* _Data supplied_:
···
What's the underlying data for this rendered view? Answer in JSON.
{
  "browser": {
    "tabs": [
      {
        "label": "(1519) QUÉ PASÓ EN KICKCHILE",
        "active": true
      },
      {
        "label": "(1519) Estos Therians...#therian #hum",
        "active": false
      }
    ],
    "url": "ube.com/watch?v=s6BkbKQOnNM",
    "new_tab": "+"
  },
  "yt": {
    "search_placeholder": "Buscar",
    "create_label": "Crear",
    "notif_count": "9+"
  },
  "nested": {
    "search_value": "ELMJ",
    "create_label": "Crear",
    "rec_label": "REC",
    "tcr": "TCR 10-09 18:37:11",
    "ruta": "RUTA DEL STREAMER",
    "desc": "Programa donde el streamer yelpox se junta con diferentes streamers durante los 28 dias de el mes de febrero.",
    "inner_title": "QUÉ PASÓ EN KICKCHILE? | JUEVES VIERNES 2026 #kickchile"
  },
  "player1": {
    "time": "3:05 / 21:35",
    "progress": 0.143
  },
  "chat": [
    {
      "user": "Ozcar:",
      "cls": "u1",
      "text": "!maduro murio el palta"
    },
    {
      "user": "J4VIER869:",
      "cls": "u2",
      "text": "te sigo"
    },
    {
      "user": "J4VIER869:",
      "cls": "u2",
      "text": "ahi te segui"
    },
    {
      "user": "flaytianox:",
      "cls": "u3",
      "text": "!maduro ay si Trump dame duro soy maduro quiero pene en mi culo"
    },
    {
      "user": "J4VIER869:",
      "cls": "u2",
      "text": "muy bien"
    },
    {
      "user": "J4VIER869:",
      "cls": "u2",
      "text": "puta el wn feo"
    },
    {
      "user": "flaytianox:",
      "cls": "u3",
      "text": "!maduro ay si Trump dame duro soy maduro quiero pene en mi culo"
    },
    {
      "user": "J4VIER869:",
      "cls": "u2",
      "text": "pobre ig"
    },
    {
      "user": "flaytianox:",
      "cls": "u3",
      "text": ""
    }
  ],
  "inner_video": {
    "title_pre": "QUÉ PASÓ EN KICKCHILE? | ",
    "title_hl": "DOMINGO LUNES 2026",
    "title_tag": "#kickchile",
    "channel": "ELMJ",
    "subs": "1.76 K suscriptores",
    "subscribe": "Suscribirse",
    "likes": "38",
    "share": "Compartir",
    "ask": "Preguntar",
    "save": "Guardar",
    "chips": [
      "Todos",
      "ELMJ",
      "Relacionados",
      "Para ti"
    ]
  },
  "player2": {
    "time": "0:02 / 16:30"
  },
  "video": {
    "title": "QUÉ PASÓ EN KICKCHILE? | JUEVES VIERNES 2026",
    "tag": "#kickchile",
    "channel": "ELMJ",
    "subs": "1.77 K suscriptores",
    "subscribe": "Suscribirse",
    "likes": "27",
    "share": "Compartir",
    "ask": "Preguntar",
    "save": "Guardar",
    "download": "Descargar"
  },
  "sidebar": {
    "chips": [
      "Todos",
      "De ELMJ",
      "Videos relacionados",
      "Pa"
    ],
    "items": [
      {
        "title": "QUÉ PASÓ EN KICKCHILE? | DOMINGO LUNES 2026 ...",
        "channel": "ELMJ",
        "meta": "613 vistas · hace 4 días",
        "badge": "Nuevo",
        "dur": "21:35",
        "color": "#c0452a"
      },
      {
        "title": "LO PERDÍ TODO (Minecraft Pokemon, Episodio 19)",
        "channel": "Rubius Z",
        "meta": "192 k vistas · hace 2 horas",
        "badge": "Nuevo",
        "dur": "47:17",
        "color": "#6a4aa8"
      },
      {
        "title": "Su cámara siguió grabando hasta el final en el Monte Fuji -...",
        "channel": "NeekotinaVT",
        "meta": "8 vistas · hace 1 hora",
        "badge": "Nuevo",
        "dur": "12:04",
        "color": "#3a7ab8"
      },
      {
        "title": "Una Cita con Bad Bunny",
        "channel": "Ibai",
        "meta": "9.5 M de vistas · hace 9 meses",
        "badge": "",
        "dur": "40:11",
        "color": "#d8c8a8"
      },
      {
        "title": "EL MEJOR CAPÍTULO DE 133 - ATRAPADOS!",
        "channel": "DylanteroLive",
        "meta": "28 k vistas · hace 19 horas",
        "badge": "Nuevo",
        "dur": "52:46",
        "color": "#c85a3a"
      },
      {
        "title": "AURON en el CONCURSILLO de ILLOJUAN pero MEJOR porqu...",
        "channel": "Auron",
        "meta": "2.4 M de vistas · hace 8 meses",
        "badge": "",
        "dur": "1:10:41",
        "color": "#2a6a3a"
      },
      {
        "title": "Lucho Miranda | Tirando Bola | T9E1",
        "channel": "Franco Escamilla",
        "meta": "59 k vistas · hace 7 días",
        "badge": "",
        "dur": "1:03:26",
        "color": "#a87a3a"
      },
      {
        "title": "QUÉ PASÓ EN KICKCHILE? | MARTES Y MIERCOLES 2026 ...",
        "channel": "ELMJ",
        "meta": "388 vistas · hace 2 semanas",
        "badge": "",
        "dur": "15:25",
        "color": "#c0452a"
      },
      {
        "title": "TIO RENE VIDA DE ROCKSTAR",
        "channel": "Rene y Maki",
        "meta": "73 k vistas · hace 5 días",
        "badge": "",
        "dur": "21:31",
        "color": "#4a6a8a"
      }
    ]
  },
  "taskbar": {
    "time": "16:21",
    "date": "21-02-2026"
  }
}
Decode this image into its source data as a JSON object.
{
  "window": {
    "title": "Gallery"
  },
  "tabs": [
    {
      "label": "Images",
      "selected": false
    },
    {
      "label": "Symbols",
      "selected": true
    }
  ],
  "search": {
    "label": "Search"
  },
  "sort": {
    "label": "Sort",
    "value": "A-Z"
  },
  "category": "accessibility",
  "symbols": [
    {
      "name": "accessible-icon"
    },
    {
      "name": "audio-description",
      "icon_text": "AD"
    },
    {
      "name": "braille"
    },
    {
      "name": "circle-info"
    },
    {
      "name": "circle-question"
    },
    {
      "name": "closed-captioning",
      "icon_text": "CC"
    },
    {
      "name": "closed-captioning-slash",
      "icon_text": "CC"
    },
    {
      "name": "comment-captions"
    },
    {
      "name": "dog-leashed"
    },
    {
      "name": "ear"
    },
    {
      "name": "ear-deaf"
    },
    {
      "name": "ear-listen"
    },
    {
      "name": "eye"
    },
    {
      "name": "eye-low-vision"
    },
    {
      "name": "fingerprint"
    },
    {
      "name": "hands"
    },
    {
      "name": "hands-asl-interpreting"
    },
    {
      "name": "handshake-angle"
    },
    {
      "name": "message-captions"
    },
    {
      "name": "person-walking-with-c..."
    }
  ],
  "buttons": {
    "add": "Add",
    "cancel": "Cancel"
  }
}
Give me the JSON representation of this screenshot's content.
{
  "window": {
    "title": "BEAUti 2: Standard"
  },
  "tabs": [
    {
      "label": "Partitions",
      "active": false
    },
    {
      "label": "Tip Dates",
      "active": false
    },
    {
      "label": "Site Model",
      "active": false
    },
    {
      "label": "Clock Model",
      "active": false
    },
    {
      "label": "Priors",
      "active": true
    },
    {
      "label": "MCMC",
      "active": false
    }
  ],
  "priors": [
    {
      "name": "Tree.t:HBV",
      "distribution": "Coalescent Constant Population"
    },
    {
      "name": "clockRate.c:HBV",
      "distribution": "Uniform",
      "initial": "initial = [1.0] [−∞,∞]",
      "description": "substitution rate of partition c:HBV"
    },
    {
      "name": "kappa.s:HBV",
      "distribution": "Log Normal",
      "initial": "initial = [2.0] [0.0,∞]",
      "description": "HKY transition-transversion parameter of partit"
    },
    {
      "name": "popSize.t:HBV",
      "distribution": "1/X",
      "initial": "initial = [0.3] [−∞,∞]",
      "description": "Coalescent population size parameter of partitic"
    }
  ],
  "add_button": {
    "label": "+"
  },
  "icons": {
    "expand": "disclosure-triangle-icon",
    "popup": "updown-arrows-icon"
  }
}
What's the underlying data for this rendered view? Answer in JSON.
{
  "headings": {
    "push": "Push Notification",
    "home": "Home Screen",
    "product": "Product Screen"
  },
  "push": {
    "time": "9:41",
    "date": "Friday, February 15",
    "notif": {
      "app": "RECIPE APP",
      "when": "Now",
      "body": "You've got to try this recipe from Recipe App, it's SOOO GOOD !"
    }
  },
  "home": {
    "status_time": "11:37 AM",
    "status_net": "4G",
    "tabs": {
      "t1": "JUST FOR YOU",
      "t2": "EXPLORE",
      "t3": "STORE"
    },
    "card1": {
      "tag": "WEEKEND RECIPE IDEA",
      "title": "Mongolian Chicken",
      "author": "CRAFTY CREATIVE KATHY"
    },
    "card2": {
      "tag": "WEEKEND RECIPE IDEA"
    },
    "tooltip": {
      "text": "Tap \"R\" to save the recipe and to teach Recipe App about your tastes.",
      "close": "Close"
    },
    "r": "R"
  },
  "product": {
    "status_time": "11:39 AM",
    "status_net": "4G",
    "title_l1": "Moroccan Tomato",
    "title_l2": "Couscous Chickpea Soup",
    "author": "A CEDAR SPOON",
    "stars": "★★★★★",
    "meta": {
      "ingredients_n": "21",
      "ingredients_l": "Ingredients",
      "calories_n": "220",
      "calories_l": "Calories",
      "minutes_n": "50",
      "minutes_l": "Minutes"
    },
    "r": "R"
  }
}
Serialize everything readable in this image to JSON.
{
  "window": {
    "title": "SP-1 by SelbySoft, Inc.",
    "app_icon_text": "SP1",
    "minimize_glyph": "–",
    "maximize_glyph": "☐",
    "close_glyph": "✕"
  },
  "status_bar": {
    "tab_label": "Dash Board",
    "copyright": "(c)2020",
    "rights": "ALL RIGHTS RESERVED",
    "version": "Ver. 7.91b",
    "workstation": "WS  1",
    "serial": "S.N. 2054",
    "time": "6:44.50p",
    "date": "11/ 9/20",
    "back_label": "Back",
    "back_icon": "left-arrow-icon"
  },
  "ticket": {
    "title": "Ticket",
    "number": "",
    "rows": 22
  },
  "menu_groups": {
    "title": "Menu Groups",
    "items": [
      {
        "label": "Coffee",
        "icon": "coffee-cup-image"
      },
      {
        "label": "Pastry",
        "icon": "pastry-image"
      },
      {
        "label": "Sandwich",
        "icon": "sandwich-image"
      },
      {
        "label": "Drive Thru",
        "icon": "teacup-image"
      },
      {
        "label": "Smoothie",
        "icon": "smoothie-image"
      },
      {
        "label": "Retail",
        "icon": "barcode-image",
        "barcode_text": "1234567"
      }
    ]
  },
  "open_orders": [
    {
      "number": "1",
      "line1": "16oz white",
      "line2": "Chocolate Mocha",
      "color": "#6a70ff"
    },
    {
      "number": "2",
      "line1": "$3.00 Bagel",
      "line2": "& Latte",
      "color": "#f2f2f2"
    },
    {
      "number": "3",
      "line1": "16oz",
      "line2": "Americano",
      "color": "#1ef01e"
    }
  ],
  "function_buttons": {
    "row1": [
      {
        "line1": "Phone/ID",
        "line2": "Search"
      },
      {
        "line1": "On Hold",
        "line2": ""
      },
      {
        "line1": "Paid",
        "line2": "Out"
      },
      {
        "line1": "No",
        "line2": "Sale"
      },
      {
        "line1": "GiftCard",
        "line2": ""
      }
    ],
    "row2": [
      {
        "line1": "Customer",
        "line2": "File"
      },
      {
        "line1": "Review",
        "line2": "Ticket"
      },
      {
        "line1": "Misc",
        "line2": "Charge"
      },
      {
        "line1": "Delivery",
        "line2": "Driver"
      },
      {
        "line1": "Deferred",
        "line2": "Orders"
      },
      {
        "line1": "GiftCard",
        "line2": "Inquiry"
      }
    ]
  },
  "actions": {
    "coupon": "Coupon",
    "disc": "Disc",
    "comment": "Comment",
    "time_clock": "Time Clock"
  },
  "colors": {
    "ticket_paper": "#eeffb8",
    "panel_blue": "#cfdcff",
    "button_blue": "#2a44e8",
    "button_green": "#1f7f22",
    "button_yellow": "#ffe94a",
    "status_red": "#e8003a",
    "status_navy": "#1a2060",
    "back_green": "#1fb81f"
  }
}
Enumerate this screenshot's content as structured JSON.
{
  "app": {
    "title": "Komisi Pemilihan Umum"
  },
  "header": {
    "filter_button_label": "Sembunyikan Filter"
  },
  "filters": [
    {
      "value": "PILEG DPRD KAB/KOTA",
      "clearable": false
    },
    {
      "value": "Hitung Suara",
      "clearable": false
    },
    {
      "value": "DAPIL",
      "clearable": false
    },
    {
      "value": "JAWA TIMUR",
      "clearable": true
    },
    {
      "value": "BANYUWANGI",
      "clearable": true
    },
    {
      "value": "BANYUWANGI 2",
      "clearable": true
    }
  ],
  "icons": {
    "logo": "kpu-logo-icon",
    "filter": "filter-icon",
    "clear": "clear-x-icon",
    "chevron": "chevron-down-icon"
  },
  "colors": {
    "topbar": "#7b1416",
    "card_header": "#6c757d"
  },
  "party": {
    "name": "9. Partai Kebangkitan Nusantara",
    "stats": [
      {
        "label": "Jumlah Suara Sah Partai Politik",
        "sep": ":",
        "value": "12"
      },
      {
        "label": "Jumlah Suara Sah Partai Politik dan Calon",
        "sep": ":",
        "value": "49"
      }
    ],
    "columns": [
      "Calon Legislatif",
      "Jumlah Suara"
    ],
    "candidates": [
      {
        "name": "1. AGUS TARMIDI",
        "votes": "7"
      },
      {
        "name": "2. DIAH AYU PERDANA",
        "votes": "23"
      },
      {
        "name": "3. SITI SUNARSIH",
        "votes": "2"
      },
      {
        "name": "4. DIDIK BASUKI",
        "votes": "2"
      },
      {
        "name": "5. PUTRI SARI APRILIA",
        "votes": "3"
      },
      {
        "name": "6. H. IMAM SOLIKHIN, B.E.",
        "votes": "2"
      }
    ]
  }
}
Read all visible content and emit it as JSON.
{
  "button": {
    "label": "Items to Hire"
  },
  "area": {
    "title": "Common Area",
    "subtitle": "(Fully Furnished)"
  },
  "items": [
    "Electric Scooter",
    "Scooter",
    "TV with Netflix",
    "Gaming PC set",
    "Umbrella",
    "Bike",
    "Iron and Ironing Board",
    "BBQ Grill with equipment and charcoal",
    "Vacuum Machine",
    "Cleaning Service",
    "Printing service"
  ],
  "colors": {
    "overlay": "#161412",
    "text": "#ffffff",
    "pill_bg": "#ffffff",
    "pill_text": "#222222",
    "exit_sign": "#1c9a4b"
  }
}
···
* _The exercise_: Read through the lines above and collect those that contain the string "comment".

* _Result of the task_:
      "name": "comment-captions"
    "comment": "Comment",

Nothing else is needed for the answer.